◆ **Exercise description**
What follows is a block of records; restate each one word for word.

◆ **Extracted information**
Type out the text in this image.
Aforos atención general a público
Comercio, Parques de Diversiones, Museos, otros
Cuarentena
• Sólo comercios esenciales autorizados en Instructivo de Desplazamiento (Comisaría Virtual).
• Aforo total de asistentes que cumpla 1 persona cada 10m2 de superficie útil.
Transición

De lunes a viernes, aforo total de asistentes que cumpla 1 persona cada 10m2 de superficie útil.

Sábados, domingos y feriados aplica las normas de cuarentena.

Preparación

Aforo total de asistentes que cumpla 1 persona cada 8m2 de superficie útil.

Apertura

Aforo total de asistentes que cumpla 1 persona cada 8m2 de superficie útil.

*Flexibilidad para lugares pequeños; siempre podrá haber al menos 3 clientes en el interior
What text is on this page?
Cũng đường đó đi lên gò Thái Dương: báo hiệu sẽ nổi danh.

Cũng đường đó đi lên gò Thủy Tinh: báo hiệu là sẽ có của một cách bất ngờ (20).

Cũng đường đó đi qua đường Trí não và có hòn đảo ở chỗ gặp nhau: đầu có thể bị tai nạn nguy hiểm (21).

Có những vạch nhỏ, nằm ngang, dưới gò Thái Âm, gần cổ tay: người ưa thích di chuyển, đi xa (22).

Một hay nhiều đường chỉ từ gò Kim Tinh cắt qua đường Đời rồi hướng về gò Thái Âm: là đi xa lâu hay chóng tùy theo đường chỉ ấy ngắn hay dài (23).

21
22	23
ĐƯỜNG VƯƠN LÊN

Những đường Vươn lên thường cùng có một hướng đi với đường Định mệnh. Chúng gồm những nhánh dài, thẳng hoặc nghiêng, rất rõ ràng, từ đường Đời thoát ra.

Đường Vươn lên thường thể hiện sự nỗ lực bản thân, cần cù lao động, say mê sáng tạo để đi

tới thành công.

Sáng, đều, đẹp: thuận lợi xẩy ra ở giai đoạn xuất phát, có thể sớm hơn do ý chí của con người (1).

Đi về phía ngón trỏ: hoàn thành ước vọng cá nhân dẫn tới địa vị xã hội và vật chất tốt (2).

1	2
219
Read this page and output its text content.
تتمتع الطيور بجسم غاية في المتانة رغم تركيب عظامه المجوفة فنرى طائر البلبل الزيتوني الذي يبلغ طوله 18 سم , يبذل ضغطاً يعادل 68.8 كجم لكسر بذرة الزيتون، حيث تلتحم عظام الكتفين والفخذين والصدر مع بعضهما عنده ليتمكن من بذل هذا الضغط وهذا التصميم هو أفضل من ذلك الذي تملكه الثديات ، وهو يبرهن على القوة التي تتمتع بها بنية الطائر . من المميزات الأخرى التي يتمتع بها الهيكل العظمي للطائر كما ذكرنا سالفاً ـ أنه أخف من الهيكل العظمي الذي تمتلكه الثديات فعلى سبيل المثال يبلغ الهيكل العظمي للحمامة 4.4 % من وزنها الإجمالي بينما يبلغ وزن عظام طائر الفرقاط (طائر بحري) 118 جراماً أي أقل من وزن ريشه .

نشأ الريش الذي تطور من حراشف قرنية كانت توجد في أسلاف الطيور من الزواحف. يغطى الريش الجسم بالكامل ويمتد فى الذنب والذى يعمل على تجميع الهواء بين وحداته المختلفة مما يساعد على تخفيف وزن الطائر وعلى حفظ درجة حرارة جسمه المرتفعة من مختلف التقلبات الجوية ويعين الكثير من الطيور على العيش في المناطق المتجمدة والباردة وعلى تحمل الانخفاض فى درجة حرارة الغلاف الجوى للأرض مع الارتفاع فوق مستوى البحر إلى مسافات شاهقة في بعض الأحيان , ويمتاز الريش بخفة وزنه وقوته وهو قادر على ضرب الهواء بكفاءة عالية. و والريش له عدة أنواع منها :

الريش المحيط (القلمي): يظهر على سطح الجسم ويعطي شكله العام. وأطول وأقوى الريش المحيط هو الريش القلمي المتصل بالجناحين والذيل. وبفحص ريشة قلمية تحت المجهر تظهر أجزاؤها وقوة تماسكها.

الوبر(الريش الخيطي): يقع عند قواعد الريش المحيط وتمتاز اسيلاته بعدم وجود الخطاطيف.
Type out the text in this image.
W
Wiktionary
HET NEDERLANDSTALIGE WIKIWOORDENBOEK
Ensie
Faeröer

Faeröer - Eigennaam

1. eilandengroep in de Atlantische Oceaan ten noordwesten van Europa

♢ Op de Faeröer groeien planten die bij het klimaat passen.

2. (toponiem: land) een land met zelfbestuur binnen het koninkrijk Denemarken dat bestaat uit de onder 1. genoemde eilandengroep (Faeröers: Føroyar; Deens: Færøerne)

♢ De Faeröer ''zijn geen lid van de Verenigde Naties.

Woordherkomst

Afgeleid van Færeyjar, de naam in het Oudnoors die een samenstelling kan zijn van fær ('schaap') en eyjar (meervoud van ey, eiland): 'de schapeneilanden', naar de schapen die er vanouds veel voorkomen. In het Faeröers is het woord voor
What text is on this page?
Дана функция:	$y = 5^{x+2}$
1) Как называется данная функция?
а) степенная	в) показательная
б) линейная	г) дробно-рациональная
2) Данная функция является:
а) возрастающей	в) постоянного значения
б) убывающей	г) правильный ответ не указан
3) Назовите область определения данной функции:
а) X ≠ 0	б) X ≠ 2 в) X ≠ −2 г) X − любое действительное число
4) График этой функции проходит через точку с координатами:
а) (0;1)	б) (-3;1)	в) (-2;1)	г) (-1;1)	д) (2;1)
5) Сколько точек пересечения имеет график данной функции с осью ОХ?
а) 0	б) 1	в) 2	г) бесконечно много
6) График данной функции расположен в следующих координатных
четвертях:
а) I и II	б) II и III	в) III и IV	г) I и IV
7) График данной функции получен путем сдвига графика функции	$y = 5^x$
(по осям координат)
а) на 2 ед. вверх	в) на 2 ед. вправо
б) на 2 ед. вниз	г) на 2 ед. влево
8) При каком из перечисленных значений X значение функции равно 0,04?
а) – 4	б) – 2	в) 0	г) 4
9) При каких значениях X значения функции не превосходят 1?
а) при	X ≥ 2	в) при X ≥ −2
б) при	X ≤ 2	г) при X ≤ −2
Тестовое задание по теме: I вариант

◆ **Task result**
Type out the text in this image.
Aforos atención general a público
Comercio, Parques de Diversiones, Museos, otros
Cuarentena
• Sólo comercios esenciales autorizados en Instructivo de Desplazamiento (Comisaría Virtual).
• Aforo total de asistentes que cumpla 1 persona cada 10m2 de superficie útil.
Transición

De lunes a viernes, aforo total de asistentes que cumpla 1 persona cada 10m2 de superficie útil.

Sábados, domingos y feriados aplica las normas de cuarentena.

Preparación

Aforo total de asistentes que cumpla 1 persona cada 8m2 de superficie útil.

Apertura

Aforo total de asistentes que cumpla 1 persona cada 8m2 de superficie útil.

*Flexibilidad para lugares pequeños; siempre podrá haber al menos 3 clientes en el interior
What text is on this page?
Cũng đường đó đi lên gò Thái Dương: báo hiệu sẽ nổi danh.

Cũng đường đó đi lên gò Thủy Tinh: báo hiệu là sẽ có của một cách bất ngờ (20).

Cũng đường đó đi qua đường Trí não và có hòn đảo ở chỗ gặp nhau: đầu có thể bị tai nạn nguy hiểm (21).

Có những vạch nhỏ, nằm ngang, dưới gò Thái Âm, gần cổ tay: người ưa thích di chuyển, đi xa (22).

Một hay nhiều đường chỉ từ gò Kim Tinh cắt qua đường Đời rồi hướng về gò Thái Âm: là đi xa lâu hay chóng tùy theo đường chỉ ấy ngắn hay dài (23).

21
22	23
ĐƯỜNG VƯƠN LÊN

Những đường Vươn lên thường cùng có một hướng đi với đường Định mệnh. Chúng gồm những nhánh dài, thẳng hoặc nghiêng, rất rõ ràng, từ đường Đời thoát ra.

Đường Vươn lên thường thể hiện sự nỗ lực bản thân, cần cù lao động, say mê sáng tạo để đi

tới thành công.

Sáng, đều, đẹp: thuận lợi xẩy ra ở giai đoạn xuất phát, có thể sớm hơn do ý chí của con người (1).

Đi về phía ngón trỏ: hoàn thành ước vọng cá nhân dẫn tới địa vị xã hội và vật chất tốt (2).

1	2
219
Read this page and output its text content.
تتمتع الطيور بجسم غاية في المتانة رغم تركيب عظامه المجوفة فنرى طائر البلبل الزيتوني الذي يبلغ طوله 18 سم , يبذل ضغطاً يعادل 68.8 كجم لكسر بذرة الزيتون، حيث تلتحم عظام الكتفين والفخذين والصدر مع بعضهما عنده ليتمكن من بذل هذا الضغط وهذا التصميم هو أفضل من ذلك الذي تملكه الثديات ، وهو يبرهن على القوة التي تتمتع بها بنية الطائر . من المميزات الأخرى التي يتمتع بها الهيكل العظمي للطائر كما ذكرنا سالفاً ـ أنه أخف من الهيكل العظمي الذي تمتلكه الثديات فعلى سبيل المثال يبلغ الهيكل العظمي للحمامة 4.4 % من وزنها الإجمالي بينما يبلغ وزن عظام طائر الفرقاط (طائر بحري) 118 جراماً أي أقل من وزن ريشه .

نشأ الريش الذي تطور من حراشف قرنية كانت توجد في أسلاف الطيور من الزواحف. يغطى الريش الجسم بالكامل ويمتد فى الذنب والذى يعمل على تجميع الهواء بين وحداته المختلفة مما يساعد على تخفيف وزن الطائر وعلى حفظ درجة حرارة جسمه المرتفعة من مختلف التقلبات الجوية ويعين الكثير من الطيور على العيش في المناطق المتجمدة والباردة وعلى تحمل الانخفاض فى درجة حرارة الغلاف الجوى للأرض مع الارتفاع فوق مستوى البحر إلى مسافات شاهقة في بعض الأحيان , ويمتاز الريش بخفة وزنه وقوته وهو قادر على ضرب الهواء بكفاءة عالية. و والريش له عدة أنواع منها :

الريش المحيط (القلمي): يظهر على سطح الجسم ويعطي شكله العام. وأطول وأقوى الريش المحيط هو الريش القلمي المتصل بالجناحين والذيل. وبفحص ريشة قلمية تحت المجهر تظهر أجزاؤها وقوة تماسكها.

الوبر(الريش الخيطي): يقع عند قواعد الريش المحيط وتمتاز اسيلاته بعدم وجود الخطاطيف.
Type out the text in this image.
W
Wiktionary
HET NEDERLANDSTALIGE WIKIWOORDENBOEK
Ensie
Faeröer

Faeröer - Eigennaam

1. eilandengroep in de Atlantische Oceaan ten noordwesten van Europa

♢ Op de Faeröer groeien planten die bij het klimaat passen.

2. (toponiem: land) een land met zelfbestuur binnen het koninkrijk Denemarken dat bestaat uit de onder 1. genoemde eilandengroep (Faeröers: Føroyar; Deens: Færøerne)

♢ De Faeröer ''zijn geen lid van de Verenigde Naties.

Woordherkomst

Afgeleid van Færeyjar, de naam in het Oudnoors die een samenstelling kan zijn van fær ('schaap') en eyjar (meervoud van ey, eiland): 'de schapeneilanden', naar de schapen die er vanouds veel voorkomen. In het Faeröers is het woord voor
What text is on this page?
Дана функция:	$y = 5^{x+2}$
1) Как называется данная функция?
а) степенная	в) показательная
б) линейная	г) дробно-рациональная
2) Данная функция является:
а) возрастающей	в) постоянного значения
б) убывающей	г) правильный ответ не указан
3) Назовите область определения данной функции:
а) X ≠ 0	б) X ≠ 2 в) X ≠ −2 г) X − любое действительное число
4) График этой функции проходит через точку с координатами:
а) (0;1)	б) (-3;1)	в) (-2;1)	г) (-1;1)	д) (2;1)
5) Сколько точек пересечения имеет график данной функции с осью ОХ?
а) 0	б) 1	в) 2	г) бесконечно много
6) График данной функции расположен в следующих координатных
четвертях:
а) I и II	б) II и III	в) III и IV	г) I и IV
7) График данной функции получен путем сдвига графика функции	$y = 5^x$
(по осям координат)
а) на 2 ед. вверх	в) на 2 ед. вправо
б) на 2 ед. вниз	г) на 2 ед. влево
8) При каком из перечисленных значений X значение функции равно 0,04?
а) – 4	б) – 2	в) 0	г) 4
9) При каких значениях X значения функции не превосходят 1?
а) при	X ≥ 2	в) при X ≥ −2
б) при	X ≤ 2	г) при X ≤ −2
Тестовое задание по теме: I вариант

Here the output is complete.